今日、乗車券、急行券、特急券、指定席券、入場券、金券、食券等、多種多様の券類等の証票印刷物が発行されているが、これらの偽造が後を絶たないのが現実である。そこで例えば、券類の表面に発色剤を塗布しておく一方、スタンプに使用するインクに、前記発色剤と反応して発色する色素を加え、スタンプが押された部分のカード基体の色の変化によりカード類の真偽(真がん)を判別するようにしたものが知られている(例えば特許文献1)。
ところが今日、券類等の証票印刷物の表面全体を着色するものが多く、前記従来のもののように発色による真偽判別とした場合に、証票印刷物の表面全体に予め施された色と、真偽判別のための色とが紛らわしいことが想定され、このようなときには真偽判別が難しいという問題がある。そのうえ、スタンプを押した部分が発色するため、この発色状態を確認するだけで偽造防止の仕掛けがあることを見破られてしまい、偽造者がこれに気づいて該当する色彩のインクで意図的にスタンプすること等で偽造されてしまうという問題がある。

▶ [資料部分]
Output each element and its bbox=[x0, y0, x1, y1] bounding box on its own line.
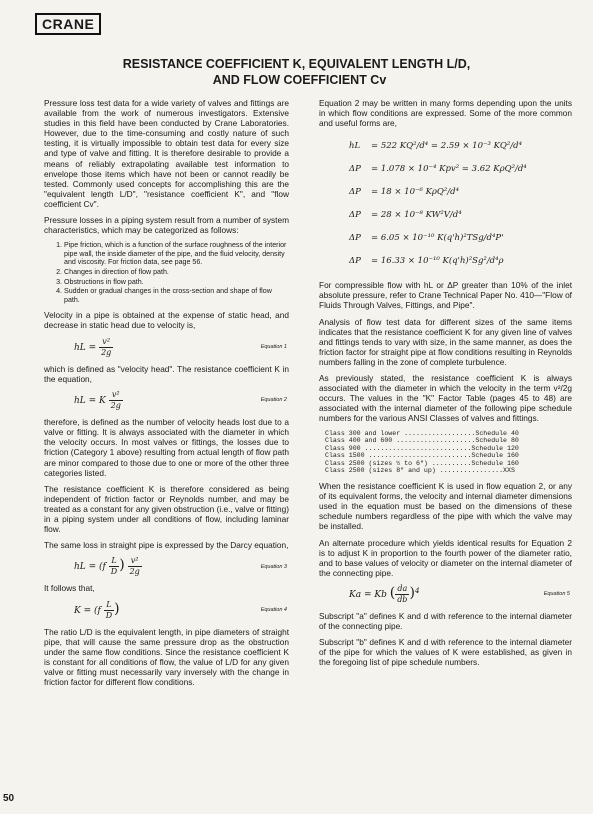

▶ [求められる内容] 資料の前に置かれた券類の偽造防止に関する文章を、一字も改めずに全文そのまま返してください。

▶ [完全な出力]
今日、乗車券、急行券、特急券、指定席券、入場券、金券、食券等、多種多様の券類等の証票印刷物が発行されているが、これらの偽造が後を絶たないのが現実である。そこで例えば、券類の表面に発色剤を塗布しておく一方、スタンプに使用するインクに、前記発色剤と反応して発色する色素を加え、スタンプが押された部分のカード基体の色の変化によりカード類の真偽(真がん)を判別するようにしたものが知られている(例えば特許文献1)。
ところが今日、券類等の証票印刷物の表面全体を着色するものが多く、前記従来のもののように発色による真偽判別とした場合に、証票印刷物の表面全体に予め施された色と、真偽判別のための色とが紛らわしいことが想定され、このようなときには真偽判別が難しいという問題がある。そのうえ、スタンプを押した部分が発色するため、この発色状態を確認するだけで偽造防止の仕掛けがあることを見破られてしまい、偽造者がこれに気づいて該当する色彩のインクで意図的にスタンプすること等で偽造されてしまうという問題がある。